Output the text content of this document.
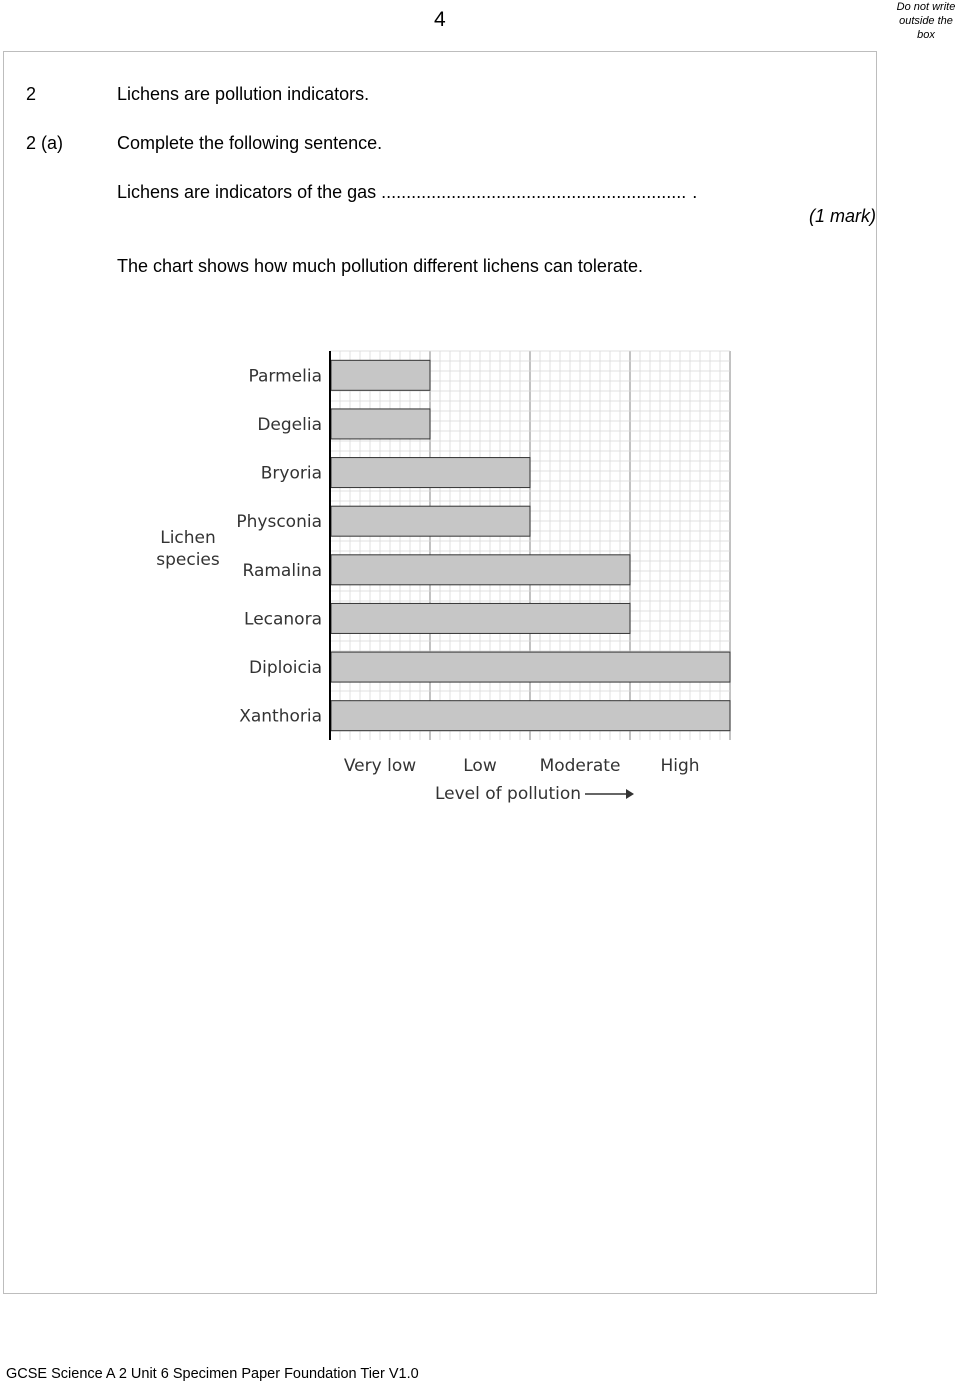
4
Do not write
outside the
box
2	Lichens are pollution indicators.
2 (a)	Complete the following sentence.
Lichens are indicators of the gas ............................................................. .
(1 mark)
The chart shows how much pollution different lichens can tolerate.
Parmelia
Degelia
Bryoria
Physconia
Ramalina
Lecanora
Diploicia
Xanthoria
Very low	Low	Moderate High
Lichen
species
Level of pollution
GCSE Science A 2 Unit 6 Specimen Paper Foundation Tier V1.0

Directions for this task — Write out every line of the data that holds the word "indicators".

Solution —
2	Lichens are pollution indicators.
Lichens are indicators of the gas ............................................................. .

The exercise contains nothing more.